== Goal of the exercise ==
Transcribe each record exactly. Include every one.
* begin *
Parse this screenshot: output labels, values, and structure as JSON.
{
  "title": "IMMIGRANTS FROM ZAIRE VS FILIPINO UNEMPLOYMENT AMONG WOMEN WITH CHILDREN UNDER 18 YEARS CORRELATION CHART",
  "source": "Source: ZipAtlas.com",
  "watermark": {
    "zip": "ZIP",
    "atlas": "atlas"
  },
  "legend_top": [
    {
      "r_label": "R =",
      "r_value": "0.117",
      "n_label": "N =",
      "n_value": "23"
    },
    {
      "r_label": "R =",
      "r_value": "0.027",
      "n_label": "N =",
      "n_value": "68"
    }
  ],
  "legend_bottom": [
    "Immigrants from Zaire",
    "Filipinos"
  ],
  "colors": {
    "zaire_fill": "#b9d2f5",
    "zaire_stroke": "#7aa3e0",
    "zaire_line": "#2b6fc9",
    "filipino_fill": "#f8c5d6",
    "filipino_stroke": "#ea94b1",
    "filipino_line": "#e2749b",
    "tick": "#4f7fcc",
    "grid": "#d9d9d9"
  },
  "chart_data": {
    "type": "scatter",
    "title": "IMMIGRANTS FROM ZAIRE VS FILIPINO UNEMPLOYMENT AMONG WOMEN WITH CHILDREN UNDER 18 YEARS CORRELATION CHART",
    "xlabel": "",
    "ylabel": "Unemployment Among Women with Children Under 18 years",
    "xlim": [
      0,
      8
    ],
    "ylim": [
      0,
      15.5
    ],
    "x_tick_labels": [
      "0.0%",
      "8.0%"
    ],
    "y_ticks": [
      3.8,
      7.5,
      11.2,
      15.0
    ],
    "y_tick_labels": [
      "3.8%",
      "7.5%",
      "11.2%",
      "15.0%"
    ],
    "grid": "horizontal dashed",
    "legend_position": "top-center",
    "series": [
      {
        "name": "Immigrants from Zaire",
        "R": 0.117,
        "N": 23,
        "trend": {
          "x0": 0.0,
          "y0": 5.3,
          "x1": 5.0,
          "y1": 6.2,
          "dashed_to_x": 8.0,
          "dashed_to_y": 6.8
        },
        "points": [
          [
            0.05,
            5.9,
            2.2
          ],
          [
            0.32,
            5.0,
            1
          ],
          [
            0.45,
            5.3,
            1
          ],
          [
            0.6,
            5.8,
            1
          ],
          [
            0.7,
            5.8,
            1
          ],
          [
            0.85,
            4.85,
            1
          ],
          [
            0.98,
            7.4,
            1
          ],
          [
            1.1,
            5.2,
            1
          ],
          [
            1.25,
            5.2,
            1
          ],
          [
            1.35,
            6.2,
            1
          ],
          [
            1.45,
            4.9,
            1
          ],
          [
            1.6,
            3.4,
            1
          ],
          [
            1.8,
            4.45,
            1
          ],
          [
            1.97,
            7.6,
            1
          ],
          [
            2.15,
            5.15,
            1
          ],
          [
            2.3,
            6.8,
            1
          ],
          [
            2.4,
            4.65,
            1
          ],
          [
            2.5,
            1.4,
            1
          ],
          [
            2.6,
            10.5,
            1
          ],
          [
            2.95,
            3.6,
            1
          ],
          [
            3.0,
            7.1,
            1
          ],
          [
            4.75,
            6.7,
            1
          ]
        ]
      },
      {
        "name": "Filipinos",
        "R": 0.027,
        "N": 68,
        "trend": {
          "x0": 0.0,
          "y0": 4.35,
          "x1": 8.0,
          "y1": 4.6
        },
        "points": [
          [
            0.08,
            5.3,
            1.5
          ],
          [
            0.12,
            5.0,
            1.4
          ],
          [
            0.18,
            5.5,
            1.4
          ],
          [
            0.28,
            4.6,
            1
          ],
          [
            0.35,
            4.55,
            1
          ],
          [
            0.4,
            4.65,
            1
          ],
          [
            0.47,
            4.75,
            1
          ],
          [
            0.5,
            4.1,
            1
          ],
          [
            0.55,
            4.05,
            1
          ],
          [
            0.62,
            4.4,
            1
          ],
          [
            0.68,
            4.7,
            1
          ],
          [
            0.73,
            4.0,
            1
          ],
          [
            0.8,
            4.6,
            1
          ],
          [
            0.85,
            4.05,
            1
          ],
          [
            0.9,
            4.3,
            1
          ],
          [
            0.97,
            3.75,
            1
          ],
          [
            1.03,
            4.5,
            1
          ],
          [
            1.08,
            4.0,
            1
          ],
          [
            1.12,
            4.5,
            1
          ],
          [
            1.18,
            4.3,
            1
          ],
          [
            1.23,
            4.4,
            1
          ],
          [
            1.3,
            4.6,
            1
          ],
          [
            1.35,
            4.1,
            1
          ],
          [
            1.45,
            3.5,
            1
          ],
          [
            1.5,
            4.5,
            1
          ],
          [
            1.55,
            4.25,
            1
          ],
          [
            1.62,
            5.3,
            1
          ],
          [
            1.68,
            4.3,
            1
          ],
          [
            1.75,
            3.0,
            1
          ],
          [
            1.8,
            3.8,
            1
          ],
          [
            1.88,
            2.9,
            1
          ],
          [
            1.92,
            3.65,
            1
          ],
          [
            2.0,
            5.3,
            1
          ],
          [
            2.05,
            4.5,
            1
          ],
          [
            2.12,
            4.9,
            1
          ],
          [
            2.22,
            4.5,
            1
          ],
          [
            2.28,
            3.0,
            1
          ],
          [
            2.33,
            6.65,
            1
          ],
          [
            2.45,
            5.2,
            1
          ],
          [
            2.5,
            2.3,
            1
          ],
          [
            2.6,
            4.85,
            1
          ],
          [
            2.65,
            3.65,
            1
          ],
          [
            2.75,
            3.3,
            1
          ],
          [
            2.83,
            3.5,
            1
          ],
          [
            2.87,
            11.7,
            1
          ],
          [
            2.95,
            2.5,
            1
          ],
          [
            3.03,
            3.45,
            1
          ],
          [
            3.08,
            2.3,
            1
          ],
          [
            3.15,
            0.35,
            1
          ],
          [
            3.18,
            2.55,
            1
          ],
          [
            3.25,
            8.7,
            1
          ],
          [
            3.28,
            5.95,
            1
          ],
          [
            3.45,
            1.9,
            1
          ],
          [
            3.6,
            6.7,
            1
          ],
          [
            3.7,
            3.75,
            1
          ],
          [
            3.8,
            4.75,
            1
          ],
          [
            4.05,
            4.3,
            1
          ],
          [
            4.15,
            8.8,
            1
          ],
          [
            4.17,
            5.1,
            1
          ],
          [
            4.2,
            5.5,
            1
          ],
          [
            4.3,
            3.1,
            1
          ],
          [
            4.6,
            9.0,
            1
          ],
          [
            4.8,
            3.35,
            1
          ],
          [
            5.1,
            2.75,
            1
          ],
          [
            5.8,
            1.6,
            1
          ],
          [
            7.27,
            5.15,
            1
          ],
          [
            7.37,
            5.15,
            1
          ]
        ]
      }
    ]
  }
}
* end *
== Result for this task ==
Parse this screenshot: output labels, values, and structure as JSON.
{
  "title": "IMMIGRANTS FROM ZAIRE VS FILIPINO UNEMPLOYMENT AMONG WOMEN WITH CHILDREN UNDER 18 YEARS CORRELATION CHART",
  "source": "Source: ZipAtlas.com",
  "watermark": {
    "zip": "ZIP",
    "atlas": "atlas"
  },
  "legend_top": [
    {
      "r_label": "R =",
      "r_value": "0.117",
      "n_label": "N =",
      "n_value": "23"
    },
    {
      "r_label": "R =",
      "r_value": "0.027",
      "n_label": "N =",
      "n_value": "68"
    }
  ],
  "legend_bottom": [
    "Immigrants from Zaire",
    "Filipinos"
  ],
  "colors": {
    "zaire_fill": "#b9d2f5",
    "zaire_stroke": "#7aa3e0",
    "zaire_line": "#2b6fc9",
    "filipino_fill": "#f8c5d6",
    "filipino_stroke": "#ea94b1",
    "filipino_line": "#e2749b",
    "tick": "#4f7fcc",
    "grid": "#d9d9d9"
  },
  "chart_data": {
    "type": "scatter",
    "title": "IMMIGRANTS FROM ZAIRE VS FILIPINO UNEMPLOYMENT AMONG WOMEN WITH CHILDREN UNDER 18 YEARS CORRELATION CHART",
    "xlabel": "",
    "ylabel": "Unemployment Among Women with Children Under 18 years",
    "xlim": [
      0,
      8
    ],
    "ylim": [
      0,
      15.5
    ],
    "x_tick_labels": [
      "0.0%",
      "8.0%"
    ],
    "y_ticks": [
      3.8,
      7.5,
      11.2,
      15.0
    ],
    "y_tick_labels": [
      "3.8%",
      "7.5%",
      "11.2%",
      "15.0%"
    ],
    "grid": "horizontal dashed",
    "legend_position": "top-center",
    "series": [
      {
        "name": "Immigrants from Zaire",
        "R": 0.117,
        "N": 23,
        "trend": {
          "x0": 0.0,
          "y0": 5.3,
          "x1": 5.0,
          "y1": 6.2,
          "dashed_to_x": 8.0,
          "dashed_to_y": 6.8
        },
        "points": [
          [
            0.05,
            5.9,
            2.2
          ],
          [
            0.32,
            5.0,
            1
          ],
          [
            0.45,
            5.3,
            1
          ],
          [
            0.6,
            5.8,
            1
          ],
          [
            0.7,
            5.8,
            1
          ],
          [
            0.85,
            4.85,
            1
          ],
          [
            0.98,
            7.4,
            1
          ],
          [
            1.1,
            5.2,
            1
          ],
          [
            1.25,
            5.2,
            1
          ],
          [
            1.35,
            6.2,
            1
          ],
          [
            1.45,
            4.9,
            1
          ],
          [
            1.6,
            3.4,
            1
          ],
          [
            1.8,
            4.45,
            1
          ],
          [
            1.97,
            7.6,
            1
          ],
          [
            2.15,
            5.15,
            1
          ],
          [
            2.3,
            6.8,
            1
          ],
          [
            2.4,
            4.65,
            1
          ],
          [
            2.5,
            1.4,
            1
          ],
          [
            2.6,
            10.5,
            1
          ],
          [
            2.95,
            3.6,
            1
          ],
          [
            3.0,
            7.1,
            1
          ],
          [
            4.75,
            6.7,
            1
          ]
        ]
      },
      {
        "name": "Filipinos",
        "R": 0.027,
        "N": 68,
        "trend": {
          "x0": 0.0,
          "y0": 4.35,
          "x1": 8.0,
          "y1": 4.6
        },
        "points": [
          [
            0.08,
            5.3,
            1.5
          ],
          [
            0.12,
            5.0,
            1.4
          ],
          [
            0.18,
            5.5,
            1.4
          ],
          [
            0.28,
            4.6,
            1
          ],
          [
            0.35,
            4.55,
            1
          ],
          [
            0.4,
            4.65,
            1
          ],
          [
            0.47,
            4.75,
            1
          ],
          [
            0.5,
            4.1,
            1
          ],
          [
            0.55,
            4.05,
            1
          ],
          [
            0.62,
            4.4,
            1
          ],
          [
            0.68,
            4.7,
            1
          ],
          [
            0.73,
            4.0,
            1
          ],
          [
            0.8,
            4.6,
            1
          ],
          [
            0.85,
            4.05,
            1
          ],
          [
            0.9,
            4.3,
            1
          ],
          [
            0.97,
            3.75,
            1
          ],
          [
            1.03,
            4.5,
            1
          ],
          [
            1.08,
            4.0,
            1
          ],
          [
            1.12,
            4.5,
            1
          ],
          [
            1.18,
            4.3,
            1
          ],
          [
            1.23,
            4.4,
            1
          ],
          [
            1.3,
            4.6,
            1
          ],
          [
            1.35,
            4.1,
            1
          ],
          [
            1.45,
            3.5,
            1
          ],
          [
            1.5,
            4.5,
            1
          ],
          [
            1.55,
            4.25,
            1
          ],
          [
            1.62,
            5.3,
            1
          ],
          [
            1.68,
            4.3,
            1
          ],
          [
            1.75,
            3.0,
            1
          ],
          [
            1.8,
            3.8,
            1
          ],
          [
            1.88,
            2.9,
            1
          ],
          [
            1.92,
            3.65,
            1
          ],
          [
            2.0,
            5.3,
            1
          ],
          [
            2.05,
            4.5,
            1
          ],
          [
            2.12,
            4.9,
            1
          ],
          [
            2.22,
            4.5,
            1
          ],
          [
            2.28,
            3.0,
            1
          ],
          [
            2.33,
            6.65,
            1
          ],
          [
            2.45,
            5.2,
            1
          ],
          [
            2.5,
            2.3,
            1
          ],
          [
            2.6,
            4.85,
            1
          ],
          [
            2.65,
            3.65,
            1
          ],
          [
            2.75,
            3.3,
            1
          ],
          [
            2.83,
            3.5,
            1
          ],
          [
            2.87,
            11.7,
            1
          ],
          [
            2.95,
            2.5,
            1
          ],
          [
            3.03,
            3.45,
            1
          ],
          [
            3.08,
            2.3,
            1
          ],
          [
            3.15,
            0.35,
            1
          ],
          [
            3.18,
            2.55,
            1
          ],
          [
            3.25,
            8.7,
            1
          ],
          [
            3.28,
            5.95,
            1
          ],
          [
            3.45,
            1.9,
            1
          ],
          [
            3.6,
            6.7,
            1
          ],
          [
            3.7,
            3.75,
            1
          ],
          [
            3.8,
            4.75,
            1
          ],
          [
            4.05,
            4.3,
            1
          ],
          [
            4.15,
            8.8,
            1
          ],
          [
            4.17,
            5.1,
            1
          ],
          [
            4.2,
            5.5,
            1
          ],
          [
            4.3,
            3.1,
            1
          ],
          [
            4.6,
            9.0,
            1
          ],
          [
            4.8,
            3.35,
            1
          ],
          [
            5.1,
            2.75,
            1
          ],
          [
            5.8,
            1.6,
            1
          ],
          [
            7.27,
            5.15,
            1
          ],
          [
            7.37,
            5.15,
            1
          ]
        ]
      }
    ]
  }
}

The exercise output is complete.